▶ **Provided data**:
# # # # #

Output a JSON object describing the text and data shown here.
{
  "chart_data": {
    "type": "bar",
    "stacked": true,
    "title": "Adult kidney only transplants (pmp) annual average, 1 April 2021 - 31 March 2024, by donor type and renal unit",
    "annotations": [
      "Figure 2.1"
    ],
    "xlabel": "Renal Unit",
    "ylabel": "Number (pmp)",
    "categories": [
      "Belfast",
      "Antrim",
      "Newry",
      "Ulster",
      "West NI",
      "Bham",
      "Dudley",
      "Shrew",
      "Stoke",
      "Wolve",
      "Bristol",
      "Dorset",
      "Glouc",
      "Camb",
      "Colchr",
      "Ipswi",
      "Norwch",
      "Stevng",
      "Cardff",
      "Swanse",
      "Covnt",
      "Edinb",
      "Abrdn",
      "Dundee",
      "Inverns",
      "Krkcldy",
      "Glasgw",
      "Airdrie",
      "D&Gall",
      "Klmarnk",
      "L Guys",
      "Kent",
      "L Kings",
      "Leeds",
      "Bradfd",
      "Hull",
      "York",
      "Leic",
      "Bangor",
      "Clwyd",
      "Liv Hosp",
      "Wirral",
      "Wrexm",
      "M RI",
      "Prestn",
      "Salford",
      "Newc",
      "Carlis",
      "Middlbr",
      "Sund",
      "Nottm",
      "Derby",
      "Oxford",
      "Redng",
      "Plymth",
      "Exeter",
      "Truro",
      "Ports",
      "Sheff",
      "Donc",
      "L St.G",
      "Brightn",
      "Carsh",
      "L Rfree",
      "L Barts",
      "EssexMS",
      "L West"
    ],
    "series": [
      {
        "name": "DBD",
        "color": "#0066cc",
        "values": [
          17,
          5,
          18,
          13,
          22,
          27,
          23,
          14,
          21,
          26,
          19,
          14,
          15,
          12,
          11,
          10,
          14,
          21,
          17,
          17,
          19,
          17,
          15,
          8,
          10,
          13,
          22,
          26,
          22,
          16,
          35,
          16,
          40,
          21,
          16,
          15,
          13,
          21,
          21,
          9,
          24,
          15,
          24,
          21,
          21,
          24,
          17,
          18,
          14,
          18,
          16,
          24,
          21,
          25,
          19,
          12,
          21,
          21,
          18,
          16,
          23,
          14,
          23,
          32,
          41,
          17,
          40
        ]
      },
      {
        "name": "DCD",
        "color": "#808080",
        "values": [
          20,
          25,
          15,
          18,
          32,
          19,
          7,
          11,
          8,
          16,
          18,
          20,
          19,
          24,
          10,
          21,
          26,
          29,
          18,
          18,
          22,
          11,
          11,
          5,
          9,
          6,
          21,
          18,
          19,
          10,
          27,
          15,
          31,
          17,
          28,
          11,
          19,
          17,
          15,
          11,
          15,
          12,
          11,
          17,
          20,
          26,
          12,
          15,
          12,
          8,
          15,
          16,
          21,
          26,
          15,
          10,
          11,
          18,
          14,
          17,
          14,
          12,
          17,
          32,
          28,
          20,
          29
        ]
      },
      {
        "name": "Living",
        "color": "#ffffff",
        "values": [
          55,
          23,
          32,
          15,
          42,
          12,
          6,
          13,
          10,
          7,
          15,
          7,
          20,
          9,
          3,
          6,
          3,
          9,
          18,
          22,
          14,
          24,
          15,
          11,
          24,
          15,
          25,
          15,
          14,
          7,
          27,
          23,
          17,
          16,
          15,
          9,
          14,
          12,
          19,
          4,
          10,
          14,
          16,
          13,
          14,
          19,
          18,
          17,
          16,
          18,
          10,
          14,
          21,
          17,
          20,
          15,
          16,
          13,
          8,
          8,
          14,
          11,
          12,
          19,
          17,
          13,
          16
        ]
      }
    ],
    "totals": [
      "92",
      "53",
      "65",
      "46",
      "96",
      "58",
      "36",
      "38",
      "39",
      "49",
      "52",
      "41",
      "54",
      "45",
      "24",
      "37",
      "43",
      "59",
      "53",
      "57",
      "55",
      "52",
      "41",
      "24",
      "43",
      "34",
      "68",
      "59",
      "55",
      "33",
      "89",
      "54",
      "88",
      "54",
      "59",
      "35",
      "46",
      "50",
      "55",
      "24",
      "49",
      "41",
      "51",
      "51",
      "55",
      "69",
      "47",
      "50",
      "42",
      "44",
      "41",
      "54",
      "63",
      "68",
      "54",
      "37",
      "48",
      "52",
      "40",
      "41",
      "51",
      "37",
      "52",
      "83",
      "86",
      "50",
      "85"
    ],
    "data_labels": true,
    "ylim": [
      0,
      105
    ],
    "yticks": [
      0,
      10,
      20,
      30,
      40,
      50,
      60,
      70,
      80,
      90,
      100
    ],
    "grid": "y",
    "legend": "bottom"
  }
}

# # # # #

▶ **Stated task**: What is needed here is an exact reproduction of all the entries.

▶ **Task response**:
Output a JSON object describing the text and data shown here.
{
  "chart_data": {
    "type": "bar",
    "stacked": true,
    "title": "Adult kidney only transplants (pmp) annual average, 1 April 2021 - 31 March 2024, by donor type and renal unit",
    "annotations": [
      "Figure 2.1"
    ],
    "xlabel": "Renal Unit",
    "ylabel": "Number (pmp)",
    "categories": [
      "Belfast",
      "Antrim",
      "Newry",
      "Ulster",
      "West NI",
      "Bham",
      "Dudley",
      "Shrew",
      "Stoke",
      "Wolve",
      "Bristol",
      "Dorset",
      "Glouc",
      "Camb",
      "Colchr",
      "Ipswi",
      "Norwch",
      "Stevng",
      "Cardff",
      "Swanse",
      "Covnt",
      "Edinb",
      "Abrdn",
      "Dundee",
      "Inverns",
      "Krkcldy",
      "Glasgw",
      "Airdrie",
      "D&Gall",
      "Klmarnk",
      "L Guys",
      "Kent",
      "L Kings",
      "Leeds",
      "Bradfd",
      "Hull",
      "York",
      "Leic",
      "Bangor",
      "Clwyd",
      "Liv Hosp",
      "Wirral",
      "Wrexm",
      "M RI",
      "Prestn",
      "Salford",
      "Newc",
      "Carlis",
      "Middlbr",
      "Sund",
      "Nottm",
      "Derby",
      "Oxford",
      "Redng",
      "Plymth",
      "Exeter",
      "Truro",
      "Ports",
      "Sheff",
      "Donc",
      "L St.G",
      "Brightn",
      "Carsh",
      "L Rfree",
      "L Barts",
      "EssexMS",
      "L West"
    ],
    "series": [
      {
        "name": "DBD",
        "color": "#0066cc",
        "values": [
          17,
          5,
          18,
          13,
          22,
          27,
          23,
          14,
          21,
          26,
          19,
          14,
          15,
          12,
          11,
          10,
          14,
          21,
          17,
          17,
          19,
          17,
          15,
          8,
          10,
          13,
          22,
          26,
          22,
          16,
          35,
          16,
          40,
          21,
          16,
          15,
          13,
          21,
          21,
          9,
          24,
          15,
          24,
          21,
          21,
          24,
          17,
          18,
          14,
          18,
          16,
          24,
          21,
          25,
          19,
          12,
          21,
          21,
          18,
          16,
          23,
          14,
          23,
          32,
          41,
          17,
          40
        ]
      },
      {
        "name": "DCD",
        "color": "#808080",
        "values": [
          20,
          25,
          15,
          18,
          32,
          19,
          7,
          11,
          8,
          16,
          18,
          20,
          19,
          24,
          10,
          21,
          26,
          29,
          18,
          18,
          22,
          11,
          11,
          5,
          9,
          6,
          21,
          18,
          19,
          10,
          27,
          15,
          31,
          17,
          28,
          11,
          19,
          17,
          15,
          11,
          15,
          12,
          11,
          17,
          20,
          26,
          12,
          15,
          12,
          8,
          15,
          16,
          21,
          26,
          15,
          10,
          11,
          18,
          14,
          17,
          14,
          12,
          17,
          32,
          28,
          20,
          29
        ]
      },
      {
        "name": "Living",
        "color": "#ffffff",
        "values": [
          55,
          23,
          32,
          15,
          42,
          12,
          6,
          13,
          10,
          7,
          15,
          7,
          20,
          9,
          3,
          6,
          3,
          9,
          18,
          22,
          14,
          24,
          15,
          11,
          24,
          15,
          25,
          15,
          14,
          7,
          27,
          23,
          17,
          16,
          15,
          9,
          14,
          12,
          19,
          4,
          10,
          14,
          16,
          13,
          14,
          19,
          18,
          17,
          16,
          18,
          10,
          14,
          21,
          17,
          20,
          15,
          16,
          13,
          8,
          8,
          14,
          11,
          12,
          19,
          17,
          13,
          16
        ]
      }
    ],
    "totals": [
      "92",
      "53",
      "65",
      "46",
      "96",
      "58",
      "36",
      "38",
      "39",
      "49",
      "52",
      "41",
      "54",
      "45",
      "24",
      "37",
      "43",
      "59",
      "53",
      "57",
      "55",
      "52",
      "41",
      "24",
      "43",
      "34",
      "68",
      "59",
      "55",
      "33",
      "89",
      "54",
      "88",
      "54",
      "59",
      "35",
      "46",
      "50",
      "55",
      "24",
      "49",
      "41",
      "51",
      "51",
      "55",
      "69",
      "47",
      "50",
      "42",
      "44",
      "41",
      "54",
      "63",
      "68",
      "54",
      "37",
      "48",
      "52",
      "40",
      "41",
      "51",
      "37",
      "52",
      "83",
      "86",
      "50",
      "85"
    ],
    "data_labels": true,
    "ylim": [
      0,
      105
    ],
    "yticks": [
      0,
      10,
      20,
      30,
      40,
      50,
      60,
      70,
      80,
      90,
      100
    ],
    "grid": "y",
    "legend": "bottom"
  }
}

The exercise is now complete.